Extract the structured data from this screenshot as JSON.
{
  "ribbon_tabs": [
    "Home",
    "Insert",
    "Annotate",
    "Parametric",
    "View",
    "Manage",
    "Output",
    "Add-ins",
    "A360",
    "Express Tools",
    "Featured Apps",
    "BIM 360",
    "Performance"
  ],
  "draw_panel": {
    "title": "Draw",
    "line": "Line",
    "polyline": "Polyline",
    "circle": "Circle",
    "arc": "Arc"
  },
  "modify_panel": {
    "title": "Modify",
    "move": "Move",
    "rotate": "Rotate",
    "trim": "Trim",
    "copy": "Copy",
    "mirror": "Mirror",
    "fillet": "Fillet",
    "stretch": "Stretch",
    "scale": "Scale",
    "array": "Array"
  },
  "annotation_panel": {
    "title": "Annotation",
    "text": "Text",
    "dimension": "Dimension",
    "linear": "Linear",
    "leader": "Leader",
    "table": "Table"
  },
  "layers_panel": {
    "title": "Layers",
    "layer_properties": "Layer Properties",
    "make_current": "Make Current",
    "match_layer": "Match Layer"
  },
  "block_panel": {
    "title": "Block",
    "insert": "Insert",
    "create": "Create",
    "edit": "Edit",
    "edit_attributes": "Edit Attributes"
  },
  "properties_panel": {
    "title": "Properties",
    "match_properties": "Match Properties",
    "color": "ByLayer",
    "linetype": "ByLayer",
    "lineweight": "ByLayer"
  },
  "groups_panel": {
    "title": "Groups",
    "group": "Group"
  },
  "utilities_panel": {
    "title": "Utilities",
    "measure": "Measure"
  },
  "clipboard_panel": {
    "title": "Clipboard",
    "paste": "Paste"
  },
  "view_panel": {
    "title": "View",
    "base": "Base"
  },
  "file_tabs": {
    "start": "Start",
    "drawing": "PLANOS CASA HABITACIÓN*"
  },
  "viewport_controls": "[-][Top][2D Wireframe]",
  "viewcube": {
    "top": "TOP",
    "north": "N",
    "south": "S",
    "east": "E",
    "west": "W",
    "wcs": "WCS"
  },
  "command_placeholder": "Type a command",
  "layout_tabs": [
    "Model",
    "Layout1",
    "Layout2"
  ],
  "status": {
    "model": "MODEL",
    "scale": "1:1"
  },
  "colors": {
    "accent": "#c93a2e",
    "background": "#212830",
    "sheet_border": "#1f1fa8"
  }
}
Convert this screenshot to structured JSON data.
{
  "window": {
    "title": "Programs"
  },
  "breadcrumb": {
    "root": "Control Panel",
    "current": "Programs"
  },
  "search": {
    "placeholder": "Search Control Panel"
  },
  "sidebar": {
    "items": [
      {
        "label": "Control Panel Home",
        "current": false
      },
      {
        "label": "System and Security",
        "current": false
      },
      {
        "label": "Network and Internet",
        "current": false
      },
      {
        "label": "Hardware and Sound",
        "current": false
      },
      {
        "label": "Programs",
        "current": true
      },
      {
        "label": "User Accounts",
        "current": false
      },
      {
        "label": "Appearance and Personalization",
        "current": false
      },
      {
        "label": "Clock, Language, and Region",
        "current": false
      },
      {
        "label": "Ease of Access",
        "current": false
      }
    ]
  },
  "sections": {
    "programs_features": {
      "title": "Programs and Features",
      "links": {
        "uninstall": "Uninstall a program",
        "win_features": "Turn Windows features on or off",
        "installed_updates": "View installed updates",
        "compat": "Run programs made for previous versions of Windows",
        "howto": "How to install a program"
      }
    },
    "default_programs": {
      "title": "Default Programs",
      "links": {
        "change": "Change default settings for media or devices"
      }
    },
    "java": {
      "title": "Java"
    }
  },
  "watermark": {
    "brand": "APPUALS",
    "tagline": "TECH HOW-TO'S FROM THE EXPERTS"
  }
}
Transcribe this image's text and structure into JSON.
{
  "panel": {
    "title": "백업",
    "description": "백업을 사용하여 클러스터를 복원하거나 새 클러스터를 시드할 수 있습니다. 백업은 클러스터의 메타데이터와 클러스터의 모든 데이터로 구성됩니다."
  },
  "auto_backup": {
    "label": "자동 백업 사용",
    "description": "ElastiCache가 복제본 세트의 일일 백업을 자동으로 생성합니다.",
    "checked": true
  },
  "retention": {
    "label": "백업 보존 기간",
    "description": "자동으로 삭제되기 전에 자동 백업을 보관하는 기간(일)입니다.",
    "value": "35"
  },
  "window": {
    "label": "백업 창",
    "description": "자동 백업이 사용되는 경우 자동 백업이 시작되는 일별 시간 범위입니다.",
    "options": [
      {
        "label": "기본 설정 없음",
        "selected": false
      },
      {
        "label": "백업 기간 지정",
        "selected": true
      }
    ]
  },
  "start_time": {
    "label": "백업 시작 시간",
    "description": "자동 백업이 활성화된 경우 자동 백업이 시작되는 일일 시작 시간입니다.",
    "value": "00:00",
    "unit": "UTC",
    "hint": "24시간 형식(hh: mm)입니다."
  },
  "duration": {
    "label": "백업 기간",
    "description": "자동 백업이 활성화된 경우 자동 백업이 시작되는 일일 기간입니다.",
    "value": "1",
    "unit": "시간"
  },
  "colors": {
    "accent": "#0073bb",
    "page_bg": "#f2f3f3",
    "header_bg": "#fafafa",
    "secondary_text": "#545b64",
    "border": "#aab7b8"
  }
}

• Challenge: Show every line in the entries where the string "시작되는" occurs.

• Problem solution:
    "description": "자동 백업이 사용되는 경우 자동 백업이 시작되는 일별 시간 범위입니다.",
    "description": "자동 백업이 활성화된 경우 자동 백업이 시작되는 일일 시작 시간입니다.",
    "description": "자동 백업이 활성화된 경우 자동 백업이 시작되는 일일 기간입니다.",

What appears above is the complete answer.